[[ Records shown, beginning ]]
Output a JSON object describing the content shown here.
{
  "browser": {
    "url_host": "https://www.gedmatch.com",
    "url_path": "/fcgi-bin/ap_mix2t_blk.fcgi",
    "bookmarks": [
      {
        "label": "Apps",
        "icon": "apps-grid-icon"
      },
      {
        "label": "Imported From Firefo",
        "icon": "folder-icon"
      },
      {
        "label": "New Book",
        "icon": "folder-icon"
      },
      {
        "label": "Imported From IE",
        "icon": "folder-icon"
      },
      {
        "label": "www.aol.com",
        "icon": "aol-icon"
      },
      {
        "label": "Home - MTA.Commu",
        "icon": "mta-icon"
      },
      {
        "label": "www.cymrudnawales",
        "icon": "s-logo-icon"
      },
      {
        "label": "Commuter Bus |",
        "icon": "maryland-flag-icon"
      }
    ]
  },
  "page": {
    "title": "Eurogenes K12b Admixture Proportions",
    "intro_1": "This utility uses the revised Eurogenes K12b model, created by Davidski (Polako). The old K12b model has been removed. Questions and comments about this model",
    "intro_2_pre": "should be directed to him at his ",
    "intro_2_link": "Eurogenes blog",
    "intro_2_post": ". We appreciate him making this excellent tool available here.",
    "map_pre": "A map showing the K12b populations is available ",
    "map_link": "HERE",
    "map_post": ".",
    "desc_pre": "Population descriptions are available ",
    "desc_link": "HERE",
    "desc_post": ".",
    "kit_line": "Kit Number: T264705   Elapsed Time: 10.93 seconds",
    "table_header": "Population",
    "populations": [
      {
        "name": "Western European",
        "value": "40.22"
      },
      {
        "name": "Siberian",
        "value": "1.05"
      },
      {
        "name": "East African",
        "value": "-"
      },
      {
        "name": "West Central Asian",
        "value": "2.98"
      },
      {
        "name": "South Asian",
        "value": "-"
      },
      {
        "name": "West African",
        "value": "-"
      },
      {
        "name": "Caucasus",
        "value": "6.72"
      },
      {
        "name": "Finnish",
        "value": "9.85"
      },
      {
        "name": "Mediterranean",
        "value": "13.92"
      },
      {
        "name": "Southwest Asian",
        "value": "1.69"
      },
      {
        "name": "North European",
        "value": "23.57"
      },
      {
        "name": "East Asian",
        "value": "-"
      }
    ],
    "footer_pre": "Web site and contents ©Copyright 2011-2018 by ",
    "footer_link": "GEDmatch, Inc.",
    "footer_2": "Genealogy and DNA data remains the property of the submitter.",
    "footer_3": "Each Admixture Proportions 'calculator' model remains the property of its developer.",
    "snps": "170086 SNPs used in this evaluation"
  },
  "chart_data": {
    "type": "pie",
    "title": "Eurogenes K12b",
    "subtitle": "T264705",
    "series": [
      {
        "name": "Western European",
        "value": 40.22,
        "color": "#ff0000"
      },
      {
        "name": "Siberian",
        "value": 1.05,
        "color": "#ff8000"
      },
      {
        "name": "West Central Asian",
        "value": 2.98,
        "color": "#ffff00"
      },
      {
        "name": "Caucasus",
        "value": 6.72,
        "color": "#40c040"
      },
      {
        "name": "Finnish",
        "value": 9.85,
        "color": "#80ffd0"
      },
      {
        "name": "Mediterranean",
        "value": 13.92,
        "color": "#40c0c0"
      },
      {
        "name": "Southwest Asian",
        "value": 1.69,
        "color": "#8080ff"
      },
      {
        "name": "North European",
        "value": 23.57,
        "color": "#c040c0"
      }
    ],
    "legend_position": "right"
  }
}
[[ Records shown, end ]]
## What to produce
Character for character, output the whole material above.

## Answer to the exercise
Output a JSON object describing the content shown here.
{
  "browser": {
    "url_host": "https://www.gedmatch.com",
    "url_path": "/fcgi-bin/ap_mix2t_blk.fcgi",
    "bookmarks": [
      {
        "label": "Apps",
        "icon": "apps-grid-icon"
      },
      {
        "label": "Imported From Firefo",
        "icon": "folder-icon"
      },
      {
        "label": "New Book",
        "icon": "folder-icon"
      },
      {
        "label": "Imported From IE",
        "icon": "folder-icon"
      },
      {
        "label": "www.aol.com",
        "icon": "aol-icon"
      },
      {
        "label": "Home - MTA.Commu",
        "icon": "mta-icon"
      },
      {
        "label": "www.cymrudnawales",
        "icon": "s-logo-icon"
      },
      {
        "label": "Commuter Bus |",
        "icon": "maryland-flag-icon"
      }
    ]
  },
  "page": {
    "title": "Eurogenes K12b Admixture Proportions",
    "intro_1": "This utility uses the revised Eurogenes K12b model, created by Davidski (Polako). The old K12b model has been removed. Questions and comments about this model",
    "intro_2_pre": "should be directed to him at his ",
    "intro_2_link": "Eurogenes blog",
    "intro_2_post": ". We appreciate him making this excellent tool available here.",
    "map_pre": "A map showing the K12b populations is available ",
    "map_link": "HERE",
    "map_post": ".",
    "desc_pre": "Population descriptions are available ",
    "desc_link": "HERE",
    "desc_post": ".",
    "kit_line": "Kit Number: T264705   Elapsed Time: 10.93 seconds",
    "table_header": "Population",
    "populations": [
      {
        "name": "Western European",
        "value": "40.22"
      },
      {
        "name": "Siberian",
        "value": "1.05"
      },
      {
        "name": "East African",
        "value": "-"
      },
      {
        "name": "West Central Asian",
        "value": "2.98"
      },
      {
        "name": "South Asian",
        "value": "-"
      },
      {
        "name": "West African",
        "value": "-"
      },
      {
        "name": "Caucasus",
        "value": "6.72"
      },
      {
        "name": "Finnish",
        "value": "9.85"
      },
      {
        "name": "Mediterranean",
        "value": "13.92"
      },
      {
        "name": "Southwest Asian",
        "value": "1.69"
      },
      {
        "name": "North European",
        "value": "23.57"
      },
      {
        "name": "East Asian",
        "value": "-"
      }
    ],
    "footer_pre": "Web site and contents ©Copyright 2011-2018 by ",
    "footer_link": "GEDmatch, Inc.",
    "footer_2": "Genealogy and DNA data remains the property of the submitter.",
    "footer_3": "Each Admixture Proportions 'calculator' model remains the property of its developer.",
    "snps": "170086 SNPs used in this evaluation"
  },
  "chart_data": {
    "type": "pie",
    "title": "Eurogenes K12b",
    "subtitle": "T264705",
    "series": [
      {
        "name": "Western European",
        "value": 40.22,
        "color": "#ff0000"
      },
      {
        "name": "Siberian",
        "value": 1.05,
        "color": "#ff8000"
      },
      {
        "name": "West Central Asian",
        "value": 2.98,
        "color": "#ffff00"
      },
      {
        "name": "Caucasus",
        "value": 6.72,
        "color": "#40c040"
      },
      {
        "name": "Finnish",
        "value": 9.85,
        "color": "#80ffd0"
      },
      {
        "name": "Mediterranean",
        "value": 13.92,
        "color": "#40c0c0"
      },
      {
        "name": "Southwest Asian",
        "value": 1.69,
        "color": "#8080ff"
      },
      {
        "name": "North European",
        "value": 23.57,
        "color": "#c040c0"
      }
    ],
    "legend_position": "right"
  }
}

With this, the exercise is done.